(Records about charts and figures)
=====
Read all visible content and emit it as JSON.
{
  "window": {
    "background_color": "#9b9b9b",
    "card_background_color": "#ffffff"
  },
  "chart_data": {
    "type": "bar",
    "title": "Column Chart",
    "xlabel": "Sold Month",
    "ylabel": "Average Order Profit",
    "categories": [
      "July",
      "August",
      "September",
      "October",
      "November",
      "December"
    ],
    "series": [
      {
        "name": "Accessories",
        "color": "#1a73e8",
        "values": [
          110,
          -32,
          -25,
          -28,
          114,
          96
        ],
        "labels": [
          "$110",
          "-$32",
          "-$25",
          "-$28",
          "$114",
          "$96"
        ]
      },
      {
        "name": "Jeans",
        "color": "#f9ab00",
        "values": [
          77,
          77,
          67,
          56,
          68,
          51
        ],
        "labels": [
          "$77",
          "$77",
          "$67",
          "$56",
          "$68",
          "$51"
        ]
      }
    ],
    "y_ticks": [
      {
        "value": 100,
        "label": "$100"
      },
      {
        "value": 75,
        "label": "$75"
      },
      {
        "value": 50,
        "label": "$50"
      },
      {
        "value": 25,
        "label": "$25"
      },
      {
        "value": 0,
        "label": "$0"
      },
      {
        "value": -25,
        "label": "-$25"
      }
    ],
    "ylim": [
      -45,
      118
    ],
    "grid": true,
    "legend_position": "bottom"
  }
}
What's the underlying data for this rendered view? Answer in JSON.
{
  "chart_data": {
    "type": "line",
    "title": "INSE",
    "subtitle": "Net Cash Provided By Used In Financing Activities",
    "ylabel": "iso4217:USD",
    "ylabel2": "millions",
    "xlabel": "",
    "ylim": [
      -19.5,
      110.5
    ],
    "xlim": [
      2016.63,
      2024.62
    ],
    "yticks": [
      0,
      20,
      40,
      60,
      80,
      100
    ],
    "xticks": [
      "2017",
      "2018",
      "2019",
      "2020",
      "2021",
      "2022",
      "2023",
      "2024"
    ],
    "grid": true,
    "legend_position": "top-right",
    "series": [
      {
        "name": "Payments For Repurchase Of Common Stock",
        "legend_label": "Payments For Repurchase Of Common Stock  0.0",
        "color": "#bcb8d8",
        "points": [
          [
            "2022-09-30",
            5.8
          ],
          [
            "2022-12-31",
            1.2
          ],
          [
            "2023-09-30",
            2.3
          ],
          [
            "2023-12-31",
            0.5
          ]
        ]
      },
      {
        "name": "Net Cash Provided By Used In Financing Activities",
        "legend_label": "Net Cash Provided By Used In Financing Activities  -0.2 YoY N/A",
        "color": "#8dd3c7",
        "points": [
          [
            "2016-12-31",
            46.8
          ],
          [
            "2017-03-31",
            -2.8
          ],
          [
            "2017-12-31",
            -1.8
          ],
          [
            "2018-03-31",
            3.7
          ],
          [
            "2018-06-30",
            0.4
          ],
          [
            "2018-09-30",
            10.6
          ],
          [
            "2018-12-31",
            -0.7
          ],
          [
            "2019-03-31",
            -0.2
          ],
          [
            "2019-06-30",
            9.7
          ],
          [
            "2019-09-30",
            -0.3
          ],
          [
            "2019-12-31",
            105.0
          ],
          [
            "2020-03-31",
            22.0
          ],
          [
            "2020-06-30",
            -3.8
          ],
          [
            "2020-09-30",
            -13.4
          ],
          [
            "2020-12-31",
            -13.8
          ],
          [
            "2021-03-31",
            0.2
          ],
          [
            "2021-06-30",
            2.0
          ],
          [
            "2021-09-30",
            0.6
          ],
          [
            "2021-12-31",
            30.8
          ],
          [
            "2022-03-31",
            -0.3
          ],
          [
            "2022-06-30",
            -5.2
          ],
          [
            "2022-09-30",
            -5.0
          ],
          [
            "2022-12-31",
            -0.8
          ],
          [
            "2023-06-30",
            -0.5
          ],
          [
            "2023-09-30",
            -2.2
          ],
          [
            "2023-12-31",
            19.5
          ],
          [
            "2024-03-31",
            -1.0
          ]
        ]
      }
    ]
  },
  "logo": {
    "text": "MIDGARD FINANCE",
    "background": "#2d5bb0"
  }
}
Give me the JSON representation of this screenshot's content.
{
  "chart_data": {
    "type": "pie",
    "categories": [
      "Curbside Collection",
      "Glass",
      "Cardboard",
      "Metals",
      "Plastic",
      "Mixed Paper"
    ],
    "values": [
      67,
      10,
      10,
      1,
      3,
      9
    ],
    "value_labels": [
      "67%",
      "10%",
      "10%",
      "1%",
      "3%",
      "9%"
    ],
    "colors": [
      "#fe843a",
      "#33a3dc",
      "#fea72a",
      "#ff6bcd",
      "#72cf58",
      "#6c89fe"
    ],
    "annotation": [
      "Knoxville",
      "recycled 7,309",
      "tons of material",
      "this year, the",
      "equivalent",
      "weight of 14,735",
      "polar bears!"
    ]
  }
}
=====
[Aim of the task]
Generate an exact reproduction of all entries.

[Solution to this problem]
Read all visible content and emit it as JSON.
{
  "window": {
    "background_color": "#9b9b9b",
    "card_background_color": "#ffffff"
  },
  "chart_data": {
    "type": "bar",
    "title": "Column Chart",
    "xlabel": "Sold Month",
    "ylabel": "Average Order Profit",
    "categories": [
      "July",
      "August",
      "September",
      "October",
      "November",
      "December"
    ],
    "series": [
      {
        "name": "Accessories",
        "color": "#1a73e8",
        "values": [
          110,
          -32,
          -25,
          -28,
          114,
          96
        ],
        "labels": [
          "$110",
          "-$32",
          "-$25",
          "-$28",
          "$114",
          "$96"
        ]
      },
      {
        "name": "Jeans",
        "color": "#f9ab00",
        "values": [
          77,
          77,
          67,
          56,
          68,
          51
        ],
        "labels": [
          "$77",
          "$77",
          "$67",
          "$56",
          "$68",
          "$51"
        ]
      }
    ],
    "y_ticks": [
      {
        "value": 100,
        "label": "$100"
      },
      {
        "value": 75,
        "label": "$75"
      },
      {
        "value": 50,
        "label": "$50"
      },
      {
        "value": 25,
        "label": "$25"
      },
      {
        "value": 0,
        "label": "$0"
      },
      {
        "value": -25,
        "label": "-$25"
      }
    ],
    "ylim": [
      -45,
      118
    ],
    "grid": true,
    "legend_position": "bottom"
  }
}
What's the underlying data for this rendered view? Answer in JSON.
{
  "chart_data": {
    "type": "line",
    "title": "INSE",
    "subtitle": "Net Cash Provided By Used In Financing Activities",
    "ylabel": "iso4217:USD",
    "ylabel2": "millions",
    "xlabel": "",
    "ylim": [
      -19.5,
      110.5
    ],
    "xlim": [
      2016.63,
      2024.62
    ],
    "yticks": [
      0,
      20,
      40,
      60,
      80,
      100
    ],
    "xticks": [
      "2017",
      "2018",
      "2019",
      "2020",
      "2021",
      "2022",
      "2023",
      "2024"
    ],
    "grid": true,
    "legend_position": "top-right",
    "series": [
      {
        "name": "Payments For Repurchase Of Common Stock",
        "legend_label": "Payments For Repurchase Of Common Stock  0.0",
        "color": "#bcb8d8",
        "points": [
          [
            "2022-09-30",
            5.8
          ],
          [
            "2022-12-31",
            1.2
          ],
          [
            "2023-09-30",
            2.3
          ],
          [
            "2023-12-31",
            0.5
          ]
        ]
      },
      {
        "name": "Net Cash Provided By Used In Financing Activities",
        "legend_label": "Net Cash Provided By Used In Financing Activities  -0.2 YoY N/A",
        "color": "#8dd3c7",
        "points": [
          [
            "2016-12-31",
            46.8
          ],
          [
            "2017-03-31",
            -2.8
          ],
          [
            "2017-12-31",
            -1.8
          ],
          [
            "2018-03-31",
            3.7
          ],
          [
            "2018-06-30",
            0.4
          ],
          [
            "2018-09-30",
            10.6
          ],
          [
            "2018-12-31",
            -0.7
          ],
          [
            "2019-03-31",
            -0.2
          ],
          [
            "2019-06-30",
            9.7
          ],
          [
            "2019-09-30",
            -0.3
          ],
          [
            "2019-12-31",
            105.0
          ],
          [
            "2020-03-31",
            22.0
          ],
          [
            "2020-06-30",
            -3.8
          ],
          [
            "2020-09-30",
            -13.4
          ],
          [
            "2020-12-31",
            -13.8
          ],
          [
            "2021-03-31",
            0.2
          ],
          [
            "2021-06-30",
            2.0
          ],
          [
            "2021-09-30",
            0.6
          ],
          [
            "2021-12-31",
            30.8
          ],
          [
            "2022-03-31",
            -0.3
          ],
          [
            "2022-06-30",
            -5.2
          ],
          [
            "2022-09-30",
            -5.0
          ],
          [
            "2022-12-31",
            -0.8
          ],
          [
            "2023-06-30",
            -0.5
          ],
          [
            "2023-09-30",
            -2.2
          ],
          [
            "2023-12-31",
            19.5
          ],
          [
            "2024-03-31",
            -1.0
          ]
        ]
      }
    ]
  },
  "logo": {
    "text": "MIDGARD FINANCE",
    "background": "#2d5bb0"
  }
}
Give me the JSON representation of this screenshot's content.
{
  "chart_data": {
    "type": "pie",
    "categories": [
      "Curbside Collection",
      "Glass",
      "Cardboard",
      "Metals",
      "Plastic",
      "Mixed Paper"
    ],
    "values": [
      67,
      10,
      10,
      1,
      3,
      9
    ],
    "value_labels": [
      "67%",
      "10%",
      "10%",
      "1%",
      "3%",
      "9%"
    ],
    "colors": [
      "#fe843a",
      "#33a3dc",
      "#fea72a",
      "#ff6bcd",
      "#72cf58",
      "#6c89fe"
    ],
    "annotation": [
      "Knoxville",
      "recycled 7,309",
      "tons of material",
      "this year, the",
      "equivalent",
      "weight of 14,735",
      "polar bears!"
    ]
  }
}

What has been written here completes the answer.